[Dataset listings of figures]
........
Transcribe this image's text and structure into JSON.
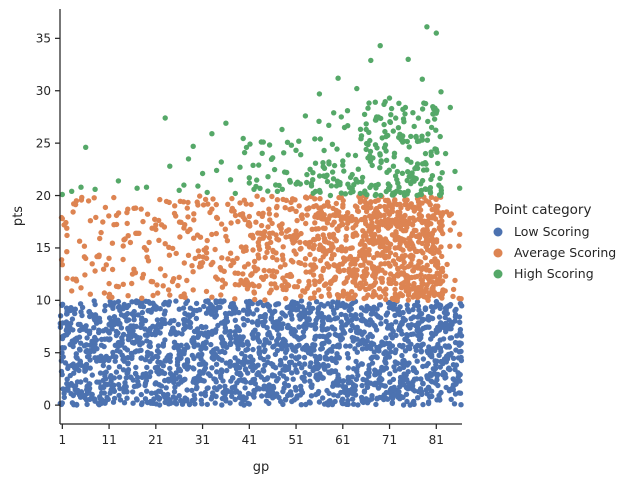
{
  "chart_data": {
    "type": "scatter",
    "title": "",
    "xlabel": "gp",
    "ylabel": "pts",
    "xlim": [
      0.5,
      86.5
    ],
    "ylim": [
      -1.8,
      37.8
    ],
    "x_ticks": [
      1,
      11,
      21,
      31,
      41,
      51,
      61,
      71,
      81
    ],
    "y_ticks": [
      0,
      5,
      10,
      15,
      20,
      25,
      30,
      35
    ],
    "grid": false,
    "legend_title": "Point category",
    "legend_position": "right",
    "series": [
      {
        "name": "Low Scoring",
        "color": "#4c72b0",
        "range": [
          0,
          10
        ],
        "density_note": "dense band across all gp values",
        "points": [
          [
            1,
            0.2
          ],
          [
            2,
            1.5
          ],
          [
            3,
            3.8
          ],
          [
            4,
            6.2
          ],
          [
            5,
            8.9
          ],
          [
            6,
            2.4
          ],
          [
            7,
            5.1
          ],
          [
            8,
            9.6
          ],
          [
            9,
            0.8
          ],
          [
            10,
            4.3
          ],
          [
            11,
            7.7
          ],
          [
            12,
            1.9
          ],
          [
            13,
            5.6
          ],
          [
            14,
            9.2
          ],
          [
            15,
            3.1
          ],
          [
            16,
            6.8
          ],
          [
            17,
            0.5
          ],
          [
            18,
            8.3
          ],
          [
            19,
            2.7
          ],
          [
            20,
            4.9
          ],
          [
            21,
            7.1
          ],
          [
            22,
            1.3
          ],
          [
            23,
            9.8
          ],
          [
            24,
            3.5
          ],
          [
            25,
            6.0
          ],
          [
            26,
            0.9
          ],
          [
            27,
            5.3
          ],
          [
            28,
            8.6
          ],
          [
            29,
            2.2
          ],
          [
            30,
            4.7
          ],
          [
            31,
            7.4
          ],
          [
            32,
            1.6
          ],
          [
            33,
            9.4
          ],
          [
            34,
            3.9
          ],
          [
            35,
            6.5
          ],
          [
            36,
            0.4
          ],
          [
            37,
            5.8
          ],
          [
            38,
            8.1
          ],
          [
            39,
            2.9
          ],
          [
            40,
            4.4
          ],
          [
            41,
            9.9
          ],
          [
            42,
            1.1
          ],
          [
            43,
            7.9
          ],
          [
            44,
            3.3
          ],
          [
            45,
            6.7
          ],
          [
            46,
            0.7
          ],
          [
            47,
            5.2
          ],
          [
            48,
            8.8
          ],
          [
            49,
            2.5
          ],
          [
            50,
            4.1
          ],
          [
            51,
            9.1
          ],
          [
            52,
            1.8
          ],
          [
            53,
            7.3
          ],
          [
            54,
            3.7
          ],
          [
            55,
            6.3
          ],
          [
            56,
            0.3
          ],
          [
            57,
            5.9
          ],
          [
            58,
            8.4
          ],
          [
            59,
            2.1
          ],
          [
            60,
            4.6
          ],
          [
            61,
            9.7
          ],
          [
            62,
            1.4
          ],
          [
            63,
            7.6
          ],
          [
            64,
            3.2
          ],
          [
            65,
            6.9
          ],
          [
            66,
            0.6
          ],
          [
            67,
            5.4
          ],
          [
            68,
            8.7
          ],
          [
            69,
            2.6
          ],
          [
            70,
            4.2
          ],
          [
            71,
            9.3
          ],
          [
            72,
            1.7
          ],
          [
            73,
            7.2
          ],
          [
            74,
            3.6
          ],
          [
            75,
            6.1
          ],
          [
            76,
            0.2
          ],
          [
            77,
            5.7
          ],
          [
            78,
            8.2
          ],
          [
            79,
            2.8
          ],
          [
            80,
            4.8
          ],
          [
            81,
            9.5
          ],
          [
            82,
            1.2
          ],
          [
            83,
            7.8
          ],
          [
            84,
            6.4
          ],
          [
            85,
            3.4
          ],
          [
            86,
            7.9
          ]
        ]
      },
      {
        "name": "Average Scoring",
        "color": "#dd8452",
        "range": [
          10,
          20
        ],
        "density_note": "sparse at low gp, dense from gp 40 onward",
        "points": [
          [
            1,
            17.8
          ],
          [
            1,
            13.4
          ],
          [
            2,
            12.1
          ],
          [
            2,
            16.2
          ],
          [
            3,
            10.9
          ],
          [
            4,
            19.5
          ],
          [
            5,
            11.2
          ],
          [
            6,
            14.0
          ],
          [
            7,
            17.6
          ],
          [
            8,
            12.8
          ],
          [
            9,
            15.9
          ],
          [
            10,
            10.7
          ],
          [
            11,
            11.6
          ],
          [
            12,
            19.8
          ],
          [
            13,
            11.3
          ],
          [
            14,
            13.9
          ],
          [
            15,
            18.7
          ],
          [
            16,
            12.5
          ],
          [
            17,
            16.4
          ],
          [
            18,
            10.2
          ],
          [
            19,
            14.8
          ],
          [
            20,
            11.8
          ],
          [
            21,
            17.2
          ],
          [
            22,
            13.0
          ],
          [
            23,
            15.4
          ],
          [
            24,
            10.5
          ],
          [
            25,
            18.3
          ],
          [
            26,
            12.2
          ],
          [
            27,
            16.9
          ],
          [
            28,
            14.3
          ],
          [
            29,
            11.0
          ],
          [
            30,
            19.1
          ],
          [
            31,
            13.6
          ],
          [
            32,
            15.7
          ],
          [
            33,
            10.3
          ],
          [
            34,
            17.9
          ],
          [
            35,
            12.9
          ],
          [
            36,
            16.1
          ],
          [
            37,
            14.5
          ],
          [
            38,
            11.5
          ],
          [
            39,
            19.3
          ],
          [
            40,
            13.2
          ],
          [
            41,
            18.0
          ],
          [
            42,
            10.8
          ],
          [
            43,
            15.2
          ],
          [
            44,
            12.0
          ],
          [
            45,
            17.0
          ],
          [
            46,
            14.1
          ],
          [
            47,
            19.6
          ],
          [
            48,
            11.4
          ],
          [
            49,
            16.6
          ],
          [
            50,
            13.8
          ],
          [
            51,
            18.5
          ],
          [
            52,
            10.4
          ],
          [
            53,
            15.5
          ],
          [
            54,
            12.7
          ],
          [
            55,
            17.4
          ],
          [
            56,
            14.9
          ],
          [
            57,
            19.0
          ],
          [
            58,
            11.1
          ],
          [
            59,
            16.3
          ],
          [
            60,
            13.3
          ],
          [
            61,
            18.9
          ],
          [
            62,
            10.6
          ],
          [
            63,
            15.0
          ],
          [
            64,
            12.4
          ],
          [
            65,
            17.7
          ],
          [
            66,
            14.6
          ],
          [
            67,
            19.4
          ],
          [
            68,
            11.7
          ],
          [
            69,
            16.0
          ],
          [
            70,
            13.5
          ],
          [
            71,
            18.2
          ],
          [
            72,
            10.1
          ],
          [
            73,
            15.8
          ],
          [
            74,
            12.6
          ],
          [
            75,
            17.3
          ],
          [
            76,
            14.2
          ],
          [
            77,
            19.7
          ],
          [
            78,
            11.9
          ],
          [
            79,
            16.8
          ],
          [
            80,
            13.7
          ],
          [
            81,
            18.4
          ],
          [
            82,
            15.1
          ],
          [
            83,
            12.3
          ],
          [
            84,
            16.7
          ],
          [
            85,
            11.9
          ],
          [
            86,
            16.3
          ]
        ]
      },
      {
        "name": "High Scoring",
        "color": "#55a868",
        "range": [
          20,
          36.1
        ],
        "density_note": "very sparse at low gp, clustered 20-30 at high gp",
        "points": [
          [
            1,
            20.1
          ],
          [
            3,
            20.4
          ],
          [
            5,
            20.8
          ],
          [
            6,
            24.6
          ],
          [
            8,
            20.6
          ],
          [
            13,
            21.4
          ],
          [
            17,
            20.7
          ],
          [
            19,
            20.8
          ],
          [
            23,
            27.4
          ],
          [
            24,
            22.8
          ],
          [
            26,
            20.5
          ],
          [
            27,
            21.0
          ],
          [
            28,
            23.5
          ],
          [
            29,
            24.7
          ],
          [
            30,
            20.9
          ],
          [
            31,
            22.1
          ],
          [
            32,
            20.3
          ],
          [
            33,
            25.9
          ],
          [
            34,
            22.4
          ],
          [
            35,
            23.2
          ],
          [
            36,
            26.9
          ],
          [
            37,
            21.5
          ],
          [
            38,
            20.2
          ],
          [
            39,
            22.7
          ],
          [
            40,
            24.1
          ],
          [
            41,
            21.2
          ],
          [
            42,
            20.6
          ],
          [
            43,
            22.9
          ],
          [
            44,
            25.1
          ],
          [
            45,
            21.8
          ],
          [
            46,
            23.6
          ],
          [
            47,
            20.4
          ],
          [
            48,
            26.3
          ],
          [
            49,
            22.2
          ],
          [
            50,
            24.8
          ],
          [
            51,
            21.1
          ],
          [
            52,
            23.9
          ],
          [
            53,
            27.6
          ],
          [
            54,
            22.5
          ],
          [
            55,
            25.4
          ],
          [
            56,
            29.7
          ],
          [
            57,
            24.3
          ],
          [
            58,
            26.7
          ],
          [
            59,
            21.6
          ],
          [
            60,
            31.2
          ],
          [
            61,
            23.3
          ],
          [
            62,
            28.1
          ],
          [
            63,
            22.0
          ],
          [
            64,
            30.2
          ],
          [
            65,
            25.7
          ],
          [
            66,
            24.4
          ],
          [
            67,
            32.9
          ],
          [
            68,
            27.2
          ],
          [
            69,
            34.3
          ],
          [
            70,
            26.1
          ],
          [
            71,
            29.3
          ],
          [
            72,
            23.7
          ],
          [
            73,
            28.8
          ],
          [
            74,
            25.2
          ],
          [
            75,
            33.0
          ],
          [
            76,
            27.9
          ],
          [
            77,
            22.6
          ],
          [
            78,
            31.1
          ],
          [
            79,
            36.1
          ],
          [
            80,
            26.5
          ],
          [
            81,
            35.5
          ],
          [
            82,
            29.9
          ],
          [
            83,
            24.0
          ],
          [
            84,
            28.4
          ],
          [
            85,
            22.3
          ],
          [
            86,
            20.7
          ]
        ]
      }
    ]
  }
}
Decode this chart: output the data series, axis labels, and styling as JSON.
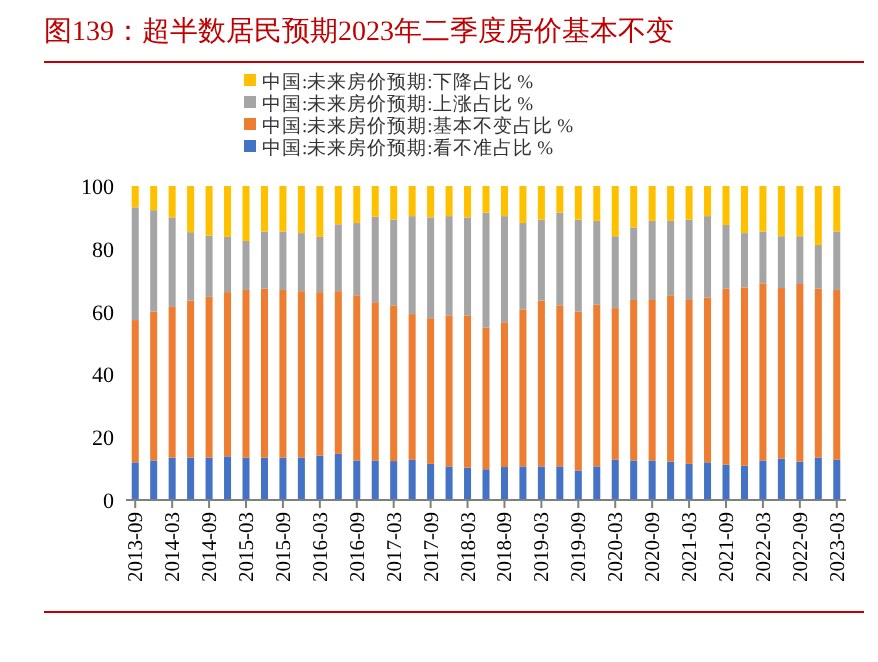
........
**What to produce**
Show the lines of the data that hold the word "dense".

**The completed task**
        "density_note": "dense band across all gp values",
        "density_note": "sparse at low gp, dense from gp 40 onward",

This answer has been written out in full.